## Task objective
Output every entry exactly as given.

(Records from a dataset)
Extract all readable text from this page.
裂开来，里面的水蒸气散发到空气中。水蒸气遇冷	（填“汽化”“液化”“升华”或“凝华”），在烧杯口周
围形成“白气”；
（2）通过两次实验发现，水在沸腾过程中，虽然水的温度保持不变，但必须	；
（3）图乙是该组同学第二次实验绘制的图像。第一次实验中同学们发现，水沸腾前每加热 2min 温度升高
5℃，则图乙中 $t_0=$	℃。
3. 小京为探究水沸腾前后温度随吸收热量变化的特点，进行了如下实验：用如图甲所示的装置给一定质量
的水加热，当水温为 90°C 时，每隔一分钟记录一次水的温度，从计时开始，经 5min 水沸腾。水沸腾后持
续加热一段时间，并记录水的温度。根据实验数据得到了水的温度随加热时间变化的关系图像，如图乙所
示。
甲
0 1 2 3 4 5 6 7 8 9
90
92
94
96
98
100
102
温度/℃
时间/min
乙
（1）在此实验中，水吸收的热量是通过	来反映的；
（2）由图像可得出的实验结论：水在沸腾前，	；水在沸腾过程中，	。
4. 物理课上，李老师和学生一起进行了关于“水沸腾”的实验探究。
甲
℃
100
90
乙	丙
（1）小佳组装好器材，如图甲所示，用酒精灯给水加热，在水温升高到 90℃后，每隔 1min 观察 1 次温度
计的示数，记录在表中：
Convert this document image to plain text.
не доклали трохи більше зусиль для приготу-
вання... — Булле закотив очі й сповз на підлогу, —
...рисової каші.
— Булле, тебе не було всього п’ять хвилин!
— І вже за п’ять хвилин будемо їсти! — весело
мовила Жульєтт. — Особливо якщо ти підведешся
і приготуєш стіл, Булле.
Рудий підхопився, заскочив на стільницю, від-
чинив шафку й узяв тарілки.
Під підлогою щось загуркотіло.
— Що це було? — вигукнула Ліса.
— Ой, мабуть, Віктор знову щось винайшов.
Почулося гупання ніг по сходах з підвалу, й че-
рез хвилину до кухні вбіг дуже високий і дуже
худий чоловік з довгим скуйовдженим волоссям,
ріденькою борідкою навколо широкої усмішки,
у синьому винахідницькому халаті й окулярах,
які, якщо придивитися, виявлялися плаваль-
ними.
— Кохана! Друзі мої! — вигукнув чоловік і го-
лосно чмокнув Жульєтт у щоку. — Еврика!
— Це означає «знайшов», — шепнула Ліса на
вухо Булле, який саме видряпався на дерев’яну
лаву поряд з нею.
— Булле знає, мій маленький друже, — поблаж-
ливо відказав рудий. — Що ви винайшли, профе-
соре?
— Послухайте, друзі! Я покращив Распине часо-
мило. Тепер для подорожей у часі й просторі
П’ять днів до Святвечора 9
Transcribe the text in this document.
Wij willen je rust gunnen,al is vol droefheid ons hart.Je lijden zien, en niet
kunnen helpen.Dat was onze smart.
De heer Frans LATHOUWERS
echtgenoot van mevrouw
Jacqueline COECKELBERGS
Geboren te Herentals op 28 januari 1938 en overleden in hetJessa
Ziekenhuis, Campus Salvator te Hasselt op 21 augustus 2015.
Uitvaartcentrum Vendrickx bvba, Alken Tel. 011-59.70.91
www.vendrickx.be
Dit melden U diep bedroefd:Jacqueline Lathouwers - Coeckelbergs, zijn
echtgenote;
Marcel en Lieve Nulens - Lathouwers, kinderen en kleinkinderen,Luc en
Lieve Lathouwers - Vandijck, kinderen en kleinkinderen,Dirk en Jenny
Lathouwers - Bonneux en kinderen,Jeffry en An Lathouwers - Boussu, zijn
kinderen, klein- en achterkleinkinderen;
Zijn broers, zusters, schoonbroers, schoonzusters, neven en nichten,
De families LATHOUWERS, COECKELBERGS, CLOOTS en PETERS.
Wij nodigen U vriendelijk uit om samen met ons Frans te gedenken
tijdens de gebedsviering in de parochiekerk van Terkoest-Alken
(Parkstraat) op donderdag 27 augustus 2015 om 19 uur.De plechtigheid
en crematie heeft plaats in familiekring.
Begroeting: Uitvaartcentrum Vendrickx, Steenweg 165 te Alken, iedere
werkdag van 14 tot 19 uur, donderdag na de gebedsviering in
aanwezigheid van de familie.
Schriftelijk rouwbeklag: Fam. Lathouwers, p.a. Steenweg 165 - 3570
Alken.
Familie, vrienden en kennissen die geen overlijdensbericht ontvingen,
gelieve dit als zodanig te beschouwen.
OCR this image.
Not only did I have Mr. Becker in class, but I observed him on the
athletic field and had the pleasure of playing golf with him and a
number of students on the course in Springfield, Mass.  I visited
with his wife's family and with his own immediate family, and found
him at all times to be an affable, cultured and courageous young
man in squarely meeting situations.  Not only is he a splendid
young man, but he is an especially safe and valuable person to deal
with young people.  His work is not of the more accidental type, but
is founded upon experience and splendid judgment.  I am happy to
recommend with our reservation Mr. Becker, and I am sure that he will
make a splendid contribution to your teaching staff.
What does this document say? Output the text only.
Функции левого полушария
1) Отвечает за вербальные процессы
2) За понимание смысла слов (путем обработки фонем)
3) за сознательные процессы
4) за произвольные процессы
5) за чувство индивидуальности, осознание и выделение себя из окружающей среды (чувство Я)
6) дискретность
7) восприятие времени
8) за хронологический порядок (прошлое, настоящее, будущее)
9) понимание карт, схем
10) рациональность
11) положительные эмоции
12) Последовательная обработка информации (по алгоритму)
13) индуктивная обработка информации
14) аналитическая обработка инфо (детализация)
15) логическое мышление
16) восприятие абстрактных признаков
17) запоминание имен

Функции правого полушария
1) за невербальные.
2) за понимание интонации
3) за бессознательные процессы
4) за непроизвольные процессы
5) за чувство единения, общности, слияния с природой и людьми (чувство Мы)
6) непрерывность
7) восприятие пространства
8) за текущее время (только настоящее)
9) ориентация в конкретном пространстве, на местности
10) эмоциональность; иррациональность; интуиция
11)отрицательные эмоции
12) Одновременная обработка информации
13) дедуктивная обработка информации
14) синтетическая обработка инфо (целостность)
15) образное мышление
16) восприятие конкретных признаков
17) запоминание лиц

## Complete answer
Extract all readable text from this page.
裂开来，里面的水蒸气散发到空气中。水蒸气遇冷	（填“汽化”“液化”“升华”或“凝华”），在烧杯口周
围形成“白气”；
（2）通过两次实验发现，水在沸腾过程中，虽然水的温度保持不变，但必须	；
（3）图乙是该组同学第二次实验绘制的图像。第一次实验中同学们发现，水沸腾前每加热 2min 温度升高
5℃，则图乙中 $t_0=$	℃。
3. 小京为探究水沸腾前后温度随吸收热量变化的特点，进行了如下实验：用如图甲所示的装置给一定质量
的水加热，当水温为 90°C 时，每隔一分钟记录一次水的温度，从计时开始，经 5min 水沸腾。水沸腾后持
续加热一段时间，并记录水的温度。根据实验数据得到了水的温度随加热时间变化的关系图像，如图乙所
示。
甲
0 1 2 3 4 5 6 7 8 9
90
92
94
96
98
100
102
温度/℃
时间/min
乙
（1）在此实验中，水吸收的热量是通过	来反映的；
（2）由图像可得出的实验结论：水在沸腾前，	；水在沸腾过程中，	。
4. 物理课上，李老师和学生一起进行了关于“水沸腾”的实验探究。
甲
℃
100
90
乙	丙
（1）小佳组装好器材，如图甲所示，用酒精灯给水加热，在水温升高到 90℃后，每隔 1min 观察 1 次温度
计的示数，记录在表中：
Convert this document image to plain text.
не доклали трохи більше зусиль для приготу-
вання... — Булле закотив очі й сповз на підлогу, —
...рисової каші.
— Булле, тебе не було всього п’ять хвилин!
— І вже за п’ять хвилин будемо їсти! — весело
мовила Жульєтт. — Особливо якщо ти підведешся
і приготуєш стіл, Булле.
Рудий підхопився, заскочив на стільницю, від-
чинив шафку й узяв тарілки.
Під підлогою щось загуркотіло.
— Що це було? — вигукнула Ліса.
— Ой, мабуть, Віктор знову щось винайшов.
Почулося гупання ніг по сходах з підвалу, й че-
рез хвилину до кухні вбіг дуже високий і дуже
худий чоловік з довгим скуйовдженим волоссям,
ріденькою борідкою навколо широкої усмішки,
у синьому винахідницькому халаті й окулярах,
які, якщо придивитися, виявлялися плаваль-
ними.
— Кохана! Друзі мої! — вигукнув чоловік і го-
лосно чмокнув Жульєтт у щоку. — Еврика!
— Це означає «знайшов», — шепнула Ліса на
вухо Булле, який саме видряпався на дерев’яну
лаву поряд з нею.
— Булле знає, мій маленький друже, — поблаж-
ливо відказав рудий. — Що ви винайшли, профе-
соре?
— Послухайте, друзі! Я покращив Распине часо-
мило. Тепер для подорожей у часі й просторі
П’ять днів до Святвечора 9
Transcribe the text in this document.
Wij willen je rust gunnen,al is vol droefheid ons hart.Je lijden zien, en niet
kunnen helpen.Dat was onze smart.
De heer Frans LATHOUWERS
echtgenoot van mevrouw
Jacqueline COECKELBERGS
Geboren te Herentals op 28 januari 1938 en overleden in hetJessa
Ziekenhuis, Campus Salvator te Hasselt op 21 augustus 2015.
Uitvaartcentrum Vendrickx bvba, Alken Tel. 011-59.70.91
www.vendrickx.be
Dit melden U diep bedroefd:Jacqueline Lathouwers - Coeckelbergs, zijn
echtgenote;
Marcel en Lieve Nulens - Lathouwers, kinderen en kleinkinderen,Luc en
Lieve Lathouwers - Vandijck, kinderen en kleinkinderen,Dirk en Jenny
Lathouwers - Bonneux en kinderen,Jeffry en An Lathouwers - Boussu, zijn
kinderen, klein- en achterkleinkinderen;
Zijn broers, zusters, schoonbroers, schoonzusters, neven en nichten,
De families LATHOUWERS, COECKELBERGS, CLOOTS en PETERS.
Wij nodigen U vriendelijk uit om samen met ons Frans te gedenken
tijdens de gebedsviering in de parochiekerk van Terkoest-Alken
(Parkstraat) op donderdag 27 augustus 2015 om 19 uur.De plechtigheid
en crematie heeft plaats in familiekring.
Begroeting: Uitvaartcentrum Vendrickx, Steenweg 165 te Alken, iedere
werkdag van 14 tot 19 uur, donderdag na de gebedsviering in
aanwezigheid van de familie.
Schriftelijk rouwbeklag: Fam. Lathouwers, p.a. Steenweg 165 - 3570
Alken.
Familie, vrienden en kennissen die geen overlijdensbericht ontvingen,
gelieve dit als zodanig te beschouwen.
OCR this image.
Not only did I have Mr. Becker in class, but I observed him on the
athletic field and had the pleasure of playing golf with him and a
number of students on the course in Springfield, Mass.  I visited
with his wife's family and with his own immediate family, and found
him at all times to be an affable, cultured and courageous young
man in squarely meeting situations.  Not only is he a splendid
young man, but he is an especially safe and valuable person to deal
with young people.  His work is not of the more accidental type, but
is founded upon experience and splendid judgment.  I am happy to
recommend with our reservation Mr. Becker, and I am sure that he will
make a splendid contribution to your teaching staff.
What does this document say? Output the text only.
Функции левого полушария
1) Отвечает за вербальные процессы
2) За понимание смысла слов (путем обработки фонем)
3) за сознательные процессы
4) за произвольные процессы
5) за чувство индивидуальности, осознание и выделение себя из окружающей среды (чувство Я)
6) дискретность
7) восприятие времени
8) за хронологический порядок (прошлое, настоящее, будущее)
9) понимание карт, схем
10) рациональность
11) положительные эмоции
12) Последовательная обработка информации (по алгоритму)
13) индуктивная обработка информации
14) аналитическая обработка инфо (детализация)
15) логическое мышление
16) восприятие абстрактных признаков
17) запоминание имен

Функции правого полушария
1) за невербальные.
2) за понимание интонации
3) за бессознательные процессы
4) за непроизвольные процессы
5) за чувство единения, общности, слияния с природой и людьми (чувство Мы)
6) непрерывность
7) восприятие пространства
8) за текущее время (только настоящее)
9) ориентация в конкретном пространстве, на местности
10) эмоциональность; иррациональность; интуиция
11)отрицательные эмоции
12) Одновременная обработка информации
13) дедуктивная обработка информации
14) синтетическая обработка инфо (целостность)
15) образное мышление
16) восприятие конкретных признаков
17) запоминание лиц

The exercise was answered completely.